»»
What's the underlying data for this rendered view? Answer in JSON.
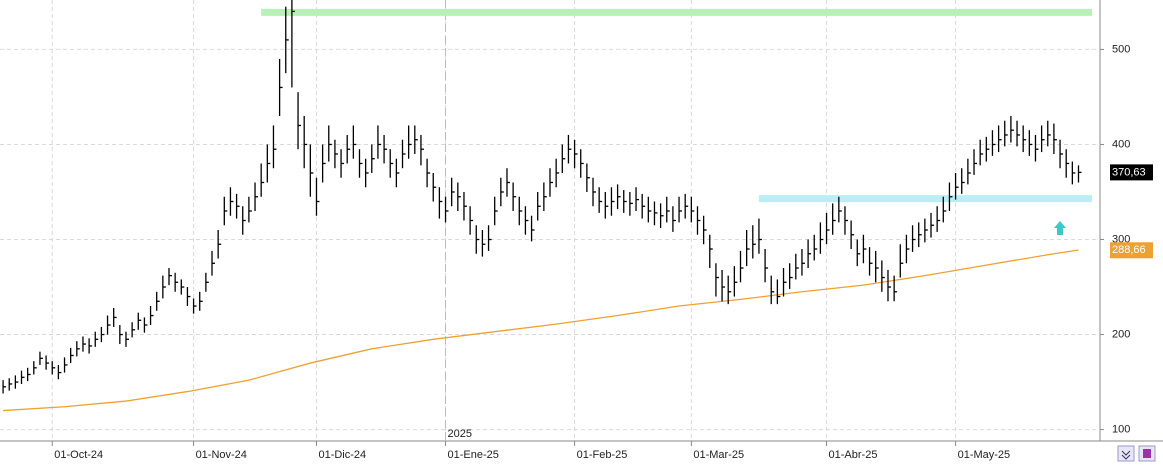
{
  "chart_data": {
    "type": "ohlc",
    "color": "#000000",
    "grid": true,
    "ylim": [
      88,
      552
    ],
    "yticks": [
      100,
      200,
      300,
      400,
      500
    ],
    "xlim": [
      -0.5,
      178.5
    ],
    "xticks": [
      {
        "value": 8,
        "label": "01-Oct-24"
      },
      {
        "value": 31,
        "label": "01-Nov-24"
      },
      {
        "value": 51,
        "label": "01-Dic-24"
      },
      {
        "value": 72,
        "label": "01-Ene-25"
      },
      {
        "value": 93,
        "label": "01-Feb-25"
      },
      {
        "value": 112,
        "label": "01-Mar-25"
      },
      {
        "value": 134,
        "label": "01-Abr-25"
      },
      {
        "value": 155,
        "label": "01-May-25"
      }
    ],
    "year_label": {
      "value": 72,
      "label": "2025"
    },
    "high": [
      152,
      154,
      157,
      162,
      165,
      172,
      182,
      178,
      172,
      168,
      176,
      186,
      193,
      198,
      196,
      203,
      208,
      220,
      228,
      210,
      203,
      213,
      223,
      218,
      230,
      245,
      262,
      270,
      265,
      258,
      250,
      238,
      245,
      265,
      288,
      310,
      345,
      355,
      348,
      335,
      345,
      360,
      380,
      400,
      420,
      490,
      545,
      552,
      455,
      430,
      400,
      365,
      400,
      420,
      405,
      395,
      410,
      420,
      395,
      385,
      400,
      420,
      410,
      395,
      385,
      405,
      420,
      420,
      410,
      385,
      370,
      355,
      345,
      365,
      360,
      350,
      335,
      315,
      310,
      315,
      345,
      365,
      375,
      360,
      345,
      335,
      325,
      350,
      360,
      375,
      385,
      400,
      410,
      405,
      395,
      380,
      365,
      355,
      350,
      355,
      358,
      352,
      350,
      355,
      348,
      345,
      340,
      338,
      345,
      335,
      345,
      348,
      345,
      335,
      325,
      305,
      275,
      268,
      262,
      272,
      288,
      310,
      315,
      322,
      290,
      262,
      258,
      270,
      275,
      285,
      290,
      300,
      305,
      318,
      328,
      338,
      345,
      335,
      320,
      300,
      305,
      292,
      288,
      278,
      268,
      262,
      295,
      305,
      315,
      318,
      322,
      328,
      335,
      345,
      360,
      370,
      375,
      385,
      395,
      405,
      408,
      415,
      420,
      425,
      430,
      425,
      420,
      415,
      410,
      420,
      425,
      422,
      405,
      395,
      382,
      378
    ],
    "low": [
      138,
      141,
      143,
      148,
      151,
      158,
      168,
      163,
      158,
      153,
      160,
      170,
      177,
      182,
      180,
      187,
      192,
      200,
      208,
      190,
      187,
      197,
      205,
      202,
      210,
      225,
      238,
      252,
      245,
      242,
      230,
      222,
      225,
      245,
      262,
      280,
      315,
      325,
      322,
      305,
      318,
      330,
      345,
      360,
      375,
      430,
      475,
      460,
      395,
      375,
      345,
      325,
      360,
      382,
      375,
      365,
      380,
      385,
      365,
      355,
      370,
      385,
      380,
      365,
      355,
      375,
      385,
      390,
      378,
      355,
      340,
      322,
      318,
      335,
      330,
      320,
      305,
      285,
      282,
      288,
      315,
      335,
      345,
      330,
      315,
      305,
      298,
      320,
      330,
      345,
      355,
      370,
      380,
      375,
      365,
      350,
      335,
      328,
      322,
      325,
      332,
      328,
      325,
      330,
      322,
      318,
      315,
      312,
      318,
      308,
      318,
      322,
      318,
      305,
      295,
      270,
      240,
      235,
      232,
      240,
      255,
      272,
      280,
      285,
      255,
      232,
      232,
      240,
      248,
      258,
      262,
      270,
      278,
      285,
      295,
      305,
      318,
      305,
      290,
      272,
      275,
      262,
      255,
      245,
      235,
      235,
      260,
      275,
      287,
      292,
      297,
      302,
      308,
      318,
      330,
      342,
      348,
      358,
      368,
      378,
      382,
      388,
      392,
      398,
      402,
      398,
      392,
      388,
      382,
      392,
      398,
      390,
      375,
      365,
      358,
      360
    ],
    "close": [
      145,
      148,
      150,
      155,
      158,
      165,
      175,
      170,
      165,
      160,
      168,
      178,
      185,
      190,
      188,
      195,
      200,
      210,
      218,
      200,
      195,
      205,
      215,
      210,
      220,
      235,
      250,
      262,
      255,
      250,
      240,
      230,
      235,
      255,
      275,
      295,
      330,
      340,
      335,
      320,
      330,
      345,
      360,
      380,
      395,
      460,
      510,
      540,
      420,
      400,
      370,
      340,
      380,
      400,
      390,
      380,
      395,
      400,
      380,
      370,
      385,
      400,
      395,
      380,
      370,
      390,
      400,
      405,
      395,
      370,
      355,
      340,
      330,
      350,
      345,
      335,
      320,
      300,
      295,
      300,
      330,
      350,
      360,
      345,
      330,
      320,
      310,
      335,
      345,
      360,
      370,
      385,
      395,
      390,
      380,
      365,
      350,
      340,
      335,
      340,
      345,
      340,
      338,
      342,
      335,
      330,
      328,
      325,
      330,
      320,
      330,
      335,
      330,
      320,
      310,
      290,
      260,
      250,
      245,
      255,
      270,
      290,
      295,
      300,
      270,
      245,
      240,
      255,
      260,
      270,
      275,
      285,
      290,
      300,
      310,
      320,
      330,
      320,
      305,
      285,
      290,
      275,
      270,
      260,
      250,
      245,
      275,
      290,
      300,
      305,
      310,
      315,
      320,
      330,
      345,
      355,
      360,
      370,
      380,
      390,
      395,
      400,
      405,
      410,
      415,
      410,
      405,
      400,
      395,
      405,
      410,
      405,
      390,
      380,
      370,
      370.63
    ],
    "moving_average": {
      "color": "#f0a030",
      "x": [
        0,
        10,
        20,
        30,
        40,
        50,
        60,
        70,
        80,
        90,
        100,
        110,
        120,
        130,
        140,
        150,
        160,
        170,
        175
      ],
      "values": [
        120,
        124,
        130,
        140,
        152,
        170,
        185,
        195,
        203,
        211,
        220,
        230,
        237,
        245,
        252,
        262,
        273,
        284,
        289
      ]
    },
    "levels": [
      {
        "value": 539,
        "from": 42,
        "color": "#b8f0b8"
      },
      {
        "value": 343,
        "from": 123,
        "color": "#b8eef4"
      }
    ],
    "last_price": {
      "value": 370.63,
      "label": "370,63",
      "color": "#000000"
    },
    "ma_last": {
      "value": 288.66,
      "label": "288,66",
      "color": "#f0a030"
    }
  }
}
««
* **The request**
Give the number of lines containing the word "color". No other answer is needed.

* **Full answer**
6